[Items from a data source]
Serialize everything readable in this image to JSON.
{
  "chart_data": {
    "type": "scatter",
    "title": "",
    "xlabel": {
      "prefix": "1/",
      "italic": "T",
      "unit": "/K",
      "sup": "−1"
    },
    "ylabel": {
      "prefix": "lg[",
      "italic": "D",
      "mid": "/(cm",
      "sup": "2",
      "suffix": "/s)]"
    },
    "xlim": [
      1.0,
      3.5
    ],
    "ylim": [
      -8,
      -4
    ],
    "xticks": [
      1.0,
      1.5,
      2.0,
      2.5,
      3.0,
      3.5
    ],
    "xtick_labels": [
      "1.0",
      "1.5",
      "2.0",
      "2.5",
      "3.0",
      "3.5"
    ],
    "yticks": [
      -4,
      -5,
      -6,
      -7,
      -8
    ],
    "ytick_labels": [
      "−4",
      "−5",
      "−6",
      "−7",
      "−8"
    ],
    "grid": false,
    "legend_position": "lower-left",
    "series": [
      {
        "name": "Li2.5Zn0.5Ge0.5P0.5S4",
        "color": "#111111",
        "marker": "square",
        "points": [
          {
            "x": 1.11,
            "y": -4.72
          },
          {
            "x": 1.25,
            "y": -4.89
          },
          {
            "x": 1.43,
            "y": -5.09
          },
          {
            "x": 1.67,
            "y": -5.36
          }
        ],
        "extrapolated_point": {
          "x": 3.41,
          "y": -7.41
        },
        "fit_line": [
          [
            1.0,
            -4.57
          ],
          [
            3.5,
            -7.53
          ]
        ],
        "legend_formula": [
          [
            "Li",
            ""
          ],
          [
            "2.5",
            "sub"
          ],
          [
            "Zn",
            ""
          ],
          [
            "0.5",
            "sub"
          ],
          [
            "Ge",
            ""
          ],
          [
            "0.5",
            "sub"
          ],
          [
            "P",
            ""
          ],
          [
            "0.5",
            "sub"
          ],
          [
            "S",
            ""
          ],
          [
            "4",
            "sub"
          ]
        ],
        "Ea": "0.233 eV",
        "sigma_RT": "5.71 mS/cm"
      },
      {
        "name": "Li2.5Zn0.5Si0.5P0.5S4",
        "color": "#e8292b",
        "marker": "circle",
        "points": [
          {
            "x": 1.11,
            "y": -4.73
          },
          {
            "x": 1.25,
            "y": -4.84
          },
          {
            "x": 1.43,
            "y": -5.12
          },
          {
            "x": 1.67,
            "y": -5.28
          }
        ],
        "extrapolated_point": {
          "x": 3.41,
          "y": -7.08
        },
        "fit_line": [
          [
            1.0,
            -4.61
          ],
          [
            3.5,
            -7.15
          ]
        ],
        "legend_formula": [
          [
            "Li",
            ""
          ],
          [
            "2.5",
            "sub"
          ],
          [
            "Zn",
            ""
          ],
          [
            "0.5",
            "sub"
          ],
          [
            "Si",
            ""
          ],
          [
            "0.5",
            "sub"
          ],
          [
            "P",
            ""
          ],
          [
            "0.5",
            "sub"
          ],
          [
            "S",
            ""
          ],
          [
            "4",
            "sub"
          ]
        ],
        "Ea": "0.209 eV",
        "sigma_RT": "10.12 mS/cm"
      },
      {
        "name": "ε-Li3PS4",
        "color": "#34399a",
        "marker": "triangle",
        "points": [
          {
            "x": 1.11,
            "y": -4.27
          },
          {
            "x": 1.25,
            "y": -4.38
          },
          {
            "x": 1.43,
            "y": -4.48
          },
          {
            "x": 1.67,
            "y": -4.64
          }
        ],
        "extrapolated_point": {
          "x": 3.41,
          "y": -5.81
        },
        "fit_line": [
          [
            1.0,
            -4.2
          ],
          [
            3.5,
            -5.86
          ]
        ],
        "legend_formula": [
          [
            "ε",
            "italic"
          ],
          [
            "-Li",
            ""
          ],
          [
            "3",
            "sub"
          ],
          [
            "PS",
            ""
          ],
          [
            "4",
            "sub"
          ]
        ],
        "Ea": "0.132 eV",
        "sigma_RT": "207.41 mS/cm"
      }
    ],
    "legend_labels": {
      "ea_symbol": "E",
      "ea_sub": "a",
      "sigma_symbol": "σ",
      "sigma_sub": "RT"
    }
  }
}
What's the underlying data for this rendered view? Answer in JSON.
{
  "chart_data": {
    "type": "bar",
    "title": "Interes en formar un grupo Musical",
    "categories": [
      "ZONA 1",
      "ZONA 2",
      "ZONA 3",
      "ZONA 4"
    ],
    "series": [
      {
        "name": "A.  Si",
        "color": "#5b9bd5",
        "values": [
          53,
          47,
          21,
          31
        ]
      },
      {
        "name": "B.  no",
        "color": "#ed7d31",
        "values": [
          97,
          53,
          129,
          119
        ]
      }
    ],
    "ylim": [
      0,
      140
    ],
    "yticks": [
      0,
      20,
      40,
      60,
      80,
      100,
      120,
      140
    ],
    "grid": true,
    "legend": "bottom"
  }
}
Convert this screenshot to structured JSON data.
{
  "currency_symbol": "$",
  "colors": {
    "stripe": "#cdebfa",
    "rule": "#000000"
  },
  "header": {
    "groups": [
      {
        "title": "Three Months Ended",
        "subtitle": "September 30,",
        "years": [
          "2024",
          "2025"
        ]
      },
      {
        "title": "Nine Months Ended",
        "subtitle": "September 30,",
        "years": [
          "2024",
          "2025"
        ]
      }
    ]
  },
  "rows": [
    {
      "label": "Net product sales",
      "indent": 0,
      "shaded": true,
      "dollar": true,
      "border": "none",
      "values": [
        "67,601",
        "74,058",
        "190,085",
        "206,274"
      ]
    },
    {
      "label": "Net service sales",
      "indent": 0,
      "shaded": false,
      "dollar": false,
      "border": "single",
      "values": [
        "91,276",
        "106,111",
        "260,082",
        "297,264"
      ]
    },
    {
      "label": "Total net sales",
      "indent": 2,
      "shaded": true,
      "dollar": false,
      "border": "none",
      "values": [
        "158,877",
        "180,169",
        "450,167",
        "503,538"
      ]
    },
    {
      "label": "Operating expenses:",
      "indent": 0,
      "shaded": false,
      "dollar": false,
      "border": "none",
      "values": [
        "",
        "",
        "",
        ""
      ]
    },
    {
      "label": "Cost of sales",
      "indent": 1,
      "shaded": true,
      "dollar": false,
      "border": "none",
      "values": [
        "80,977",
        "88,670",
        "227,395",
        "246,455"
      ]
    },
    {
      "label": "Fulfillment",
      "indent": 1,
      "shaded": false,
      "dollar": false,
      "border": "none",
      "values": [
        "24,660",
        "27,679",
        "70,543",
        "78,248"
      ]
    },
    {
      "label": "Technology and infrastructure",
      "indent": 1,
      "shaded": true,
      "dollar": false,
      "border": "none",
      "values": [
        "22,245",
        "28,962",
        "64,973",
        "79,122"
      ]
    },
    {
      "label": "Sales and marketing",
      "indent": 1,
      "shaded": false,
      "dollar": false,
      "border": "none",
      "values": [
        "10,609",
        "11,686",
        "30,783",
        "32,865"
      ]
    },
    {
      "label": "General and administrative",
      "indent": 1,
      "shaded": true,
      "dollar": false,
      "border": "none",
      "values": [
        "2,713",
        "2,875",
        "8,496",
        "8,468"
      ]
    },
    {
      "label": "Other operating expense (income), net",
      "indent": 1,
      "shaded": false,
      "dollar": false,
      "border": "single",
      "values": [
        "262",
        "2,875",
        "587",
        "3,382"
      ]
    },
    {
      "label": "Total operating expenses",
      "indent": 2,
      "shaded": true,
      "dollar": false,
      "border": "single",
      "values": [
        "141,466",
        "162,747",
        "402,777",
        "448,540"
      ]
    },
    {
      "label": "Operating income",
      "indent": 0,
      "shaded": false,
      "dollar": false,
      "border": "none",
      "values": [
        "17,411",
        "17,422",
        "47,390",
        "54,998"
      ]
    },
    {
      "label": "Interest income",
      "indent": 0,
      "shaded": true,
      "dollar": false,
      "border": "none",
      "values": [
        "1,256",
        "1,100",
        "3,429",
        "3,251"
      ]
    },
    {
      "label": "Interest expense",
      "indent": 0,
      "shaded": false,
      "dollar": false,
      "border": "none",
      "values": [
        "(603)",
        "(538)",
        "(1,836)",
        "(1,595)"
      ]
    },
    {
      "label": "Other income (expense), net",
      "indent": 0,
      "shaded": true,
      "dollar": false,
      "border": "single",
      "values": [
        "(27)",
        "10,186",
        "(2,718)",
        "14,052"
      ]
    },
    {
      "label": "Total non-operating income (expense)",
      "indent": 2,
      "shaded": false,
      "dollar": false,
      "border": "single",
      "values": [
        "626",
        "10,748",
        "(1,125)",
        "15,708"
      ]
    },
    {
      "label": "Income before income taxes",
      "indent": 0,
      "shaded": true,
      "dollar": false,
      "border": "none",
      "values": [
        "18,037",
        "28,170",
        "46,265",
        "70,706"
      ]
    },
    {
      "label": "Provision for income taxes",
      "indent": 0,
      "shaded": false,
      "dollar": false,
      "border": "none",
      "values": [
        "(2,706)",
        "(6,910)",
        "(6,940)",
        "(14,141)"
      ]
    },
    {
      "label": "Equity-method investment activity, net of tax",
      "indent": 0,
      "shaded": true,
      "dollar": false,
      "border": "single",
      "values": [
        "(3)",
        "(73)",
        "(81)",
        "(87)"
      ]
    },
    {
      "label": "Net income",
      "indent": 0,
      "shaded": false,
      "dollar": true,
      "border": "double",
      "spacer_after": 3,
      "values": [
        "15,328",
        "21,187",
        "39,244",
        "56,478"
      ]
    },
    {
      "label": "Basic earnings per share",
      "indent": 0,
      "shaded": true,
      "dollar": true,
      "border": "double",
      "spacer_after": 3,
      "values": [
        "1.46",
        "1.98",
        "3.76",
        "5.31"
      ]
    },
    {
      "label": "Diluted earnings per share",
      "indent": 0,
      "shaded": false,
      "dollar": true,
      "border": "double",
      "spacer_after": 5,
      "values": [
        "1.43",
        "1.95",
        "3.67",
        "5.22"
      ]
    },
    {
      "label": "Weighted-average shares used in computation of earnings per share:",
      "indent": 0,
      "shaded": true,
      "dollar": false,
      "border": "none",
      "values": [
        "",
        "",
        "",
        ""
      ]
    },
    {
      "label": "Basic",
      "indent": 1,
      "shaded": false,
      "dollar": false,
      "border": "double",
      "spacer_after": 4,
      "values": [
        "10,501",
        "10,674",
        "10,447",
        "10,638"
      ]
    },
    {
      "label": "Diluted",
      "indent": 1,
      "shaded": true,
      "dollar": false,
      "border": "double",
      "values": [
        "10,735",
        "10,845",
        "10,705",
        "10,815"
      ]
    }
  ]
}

Stated goal: What is the number of lines that contain "expenses"? Reply with that number alone.

The result: 2